● EXERCISE DESCRIPTION
Produce an exact transcription of the data, with the images left out.
=== RECORD SET ===
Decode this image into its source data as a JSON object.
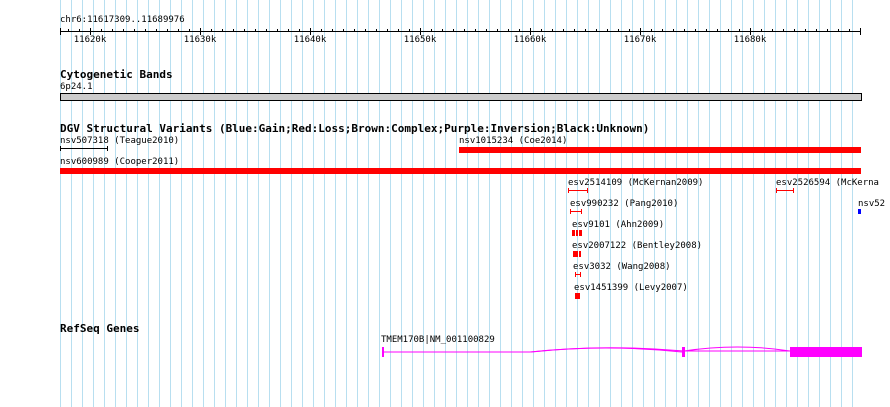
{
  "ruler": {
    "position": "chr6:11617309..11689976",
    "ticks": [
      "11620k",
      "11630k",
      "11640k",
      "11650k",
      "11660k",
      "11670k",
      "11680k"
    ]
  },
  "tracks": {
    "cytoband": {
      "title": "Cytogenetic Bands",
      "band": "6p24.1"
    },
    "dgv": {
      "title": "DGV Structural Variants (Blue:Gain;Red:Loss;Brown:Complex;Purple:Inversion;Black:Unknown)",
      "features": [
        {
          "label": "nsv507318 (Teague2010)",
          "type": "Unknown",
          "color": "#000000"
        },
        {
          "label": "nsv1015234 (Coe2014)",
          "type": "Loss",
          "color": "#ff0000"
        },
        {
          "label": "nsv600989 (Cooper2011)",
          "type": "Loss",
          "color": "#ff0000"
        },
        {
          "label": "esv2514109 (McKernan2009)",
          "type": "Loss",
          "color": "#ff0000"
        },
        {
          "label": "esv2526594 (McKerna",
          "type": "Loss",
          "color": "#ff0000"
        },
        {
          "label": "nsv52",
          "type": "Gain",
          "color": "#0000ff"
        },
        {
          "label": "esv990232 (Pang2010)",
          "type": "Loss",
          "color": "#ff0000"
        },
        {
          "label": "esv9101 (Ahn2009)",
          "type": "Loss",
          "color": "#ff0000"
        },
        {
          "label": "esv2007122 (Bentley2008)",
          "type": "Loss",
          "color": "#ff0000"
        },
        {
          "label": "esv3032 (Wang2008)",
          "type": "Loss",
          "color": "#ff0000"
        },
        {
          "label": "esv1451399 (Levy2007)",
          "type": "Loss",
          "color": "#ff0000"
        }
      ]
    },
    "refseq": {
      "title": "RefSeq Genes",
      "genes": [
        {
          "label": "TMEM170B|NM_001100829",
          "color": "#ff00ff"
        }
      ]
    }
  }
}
===
● TASK ANSWER
Decode this image into its source data as a JSON object.
{
  "ruler": {
    "position": "chr6:11617309..11689976",
    "ticks": [
      "11620k",
      "11630k",
      "11640k",
      "11650k",
      "11660k",
      "11670k",
      "11680k"
    ]
  },
  "tracks": {
    "cytoband": {
      "title": "Cytogenetic Bands",
      "band": "6p24.1"
    },
    "dgv": {
      "title": "DGV Structural Variants (Blue:Gain;Red:Loss;Brown:Complex;Purple:Inversion;Black:Unknown)",
      "features": [
        {
          "label": "nsv507318 (Teague2010)",
          "type": "Unknown",
          "color": "#000000"
        },
        {
          "label": "nsv1015234 (Coe2014)",
          "type": "Loss",
          "color": "#ff0000"
        },
        {
          "label": "nsv600989 (Cooper2011)",
          "type": "Loss",
          "color": "#ff0000"
        },
        {
          "label": "esv2514109 (McKernan2009)",
          "type": "Loss",
          "color": "#ff0000"
        },
        {
          "label": "esv2526594 (McKerna",
          "type": "Loss",
          "color": "#ff0000"
        },
        {
          "label": "nsv52",
          "type": "Gain",
          "color": "#0000ff"
        },
        {
          "label": "esv990232 (Pang2010)",
          "type": "Loss",
          "color": "#ff0000"
        },
        {
          "label": "esv9101 (Ahn2009)",
          "type": "Loss",
          "color": "#ff0000"
        },
        {
          "label": "esv2007122 (Bentley2008)",
          "type": "Loss",
          "color": "#ff0000"
        },
        {
          "label": "esv3032 (Wang2008)",
          "type": "Loss",
          "color": "#ff0000"
        },
        {
          "label": "esv1451399 (Levy2007)",
          "type": "Loss",
          "color": "#ff0000"
        }
      ]
    },
    "refseq": {
      "title": "RefSeq Genes",
      "genes": [
        {
          "label": "TMEM170B|NM_001100829",
          "color": "#ff00ff"
        }
      ]
    }
  }
}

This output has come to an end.